Data entries:
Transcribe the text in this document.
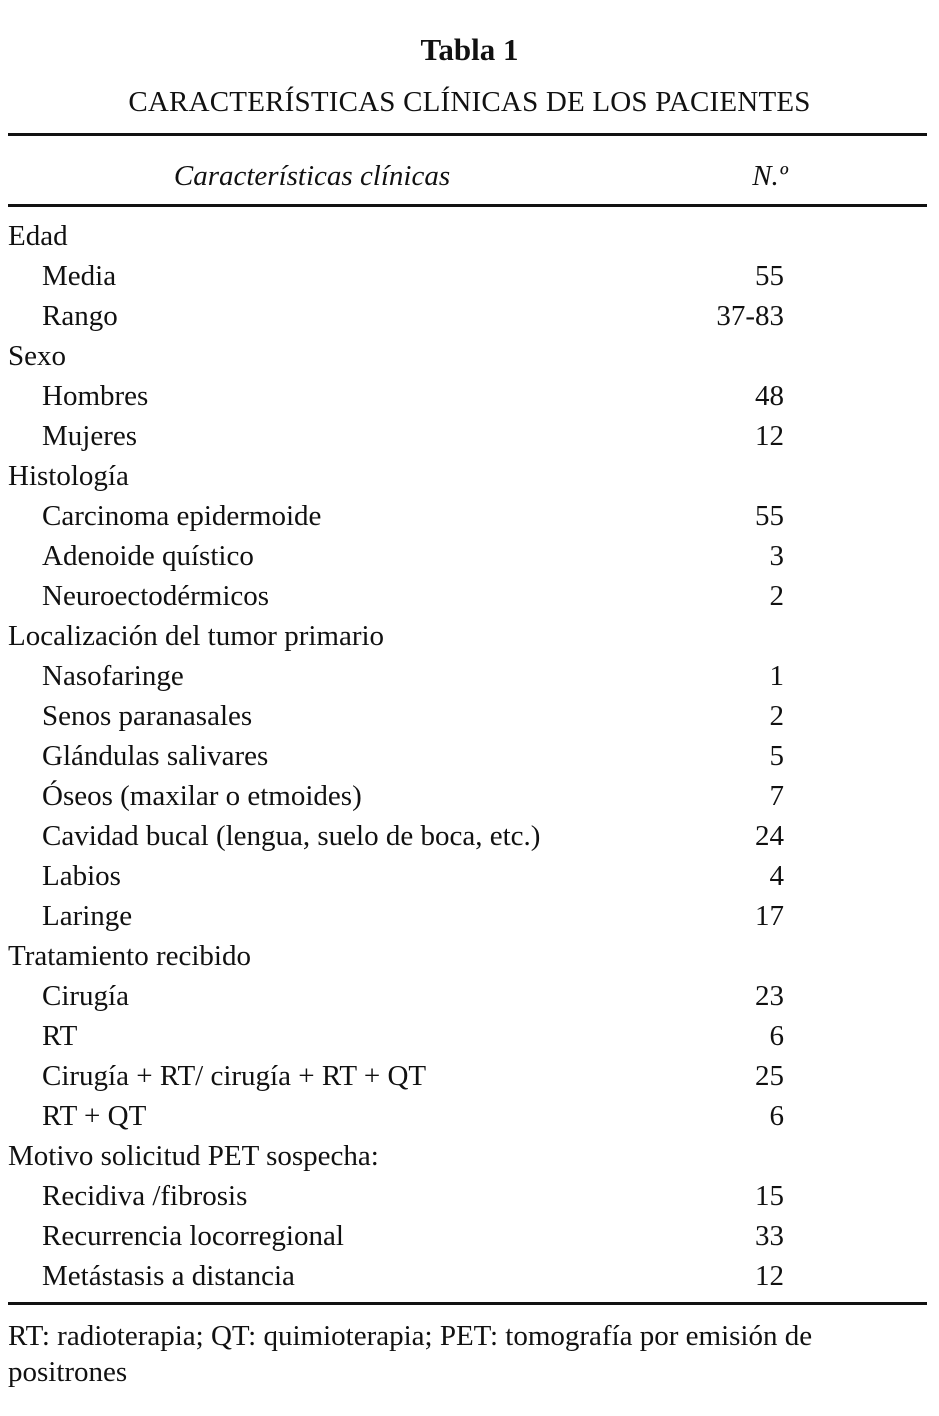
Tabla 1
CARACTERÍSTICAS CLÍNICAS DE LOS PACIENTES
Características clínicas	N.º
Edad
Media	55
Rango	37-83
Sexo
Hombres	48
Mujeres	12
Histología
Carcinoma epidermoide	55
Adenoide quístico	3
Neuroectodérmicos	2
Localización del tumor primario
Nasofaringe	1
Senos paranasales	2
Glándulas salivares	5
Óseos (maxilar o etmoides)	7
Cavidad bucal (lengua, suelo de boca, etc.)	24
Labios	4
Laringe	17
Tratamiento recibido
Cirugía	23
RT	6
Cirugía + RT/ cirugía + RT + QT	25
RT + QT	6
Motivo solicitud PET sospecha:
Recidiva /fibrosis	15
Recurrencia locorregional	33
Metástasis a distancia	12
RT: radioterapia; QT: quimioterapia; PET: tomografía por emisión de positrones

Task directions
Copy out the entries verbatim, but skip every picture.

Finished exercise
Transcribe the text in this document.
Tabla 1
CARACTERÍSTICAS CLÍNICAS DE LOS PACIENTES
Características clínicas	N.º
Edad
Media	55
Rango	37-83
Sexo
Hombres	48
Mujeres	12
Histología
Carcinoma epidermoide	55
Adenoide quístico	3
Neuroectodérmicos	2
Localización del tumor primario
Nasofaringe	1
Senos paranasales	2
Glándulas salivares	5
Óseos (maxilar o etmoides)	7
Cavidad bucal (lengua, suelo de boca, etc.)	24
Labios	4
Laringe	17
Tratamiento recibido
Cirugía	23
RT	6
Cirugía + RT/ cirugía + RT + QT	25
RT + QT	6
Motivo solicitud PET sospecha:
Recidiva /fibrosis	15
Recurrencia locorregional	33
Metástasis a distancia	12
RT: radioterapia; QT: quimioterapia; PET: tomografía por emisión de positrones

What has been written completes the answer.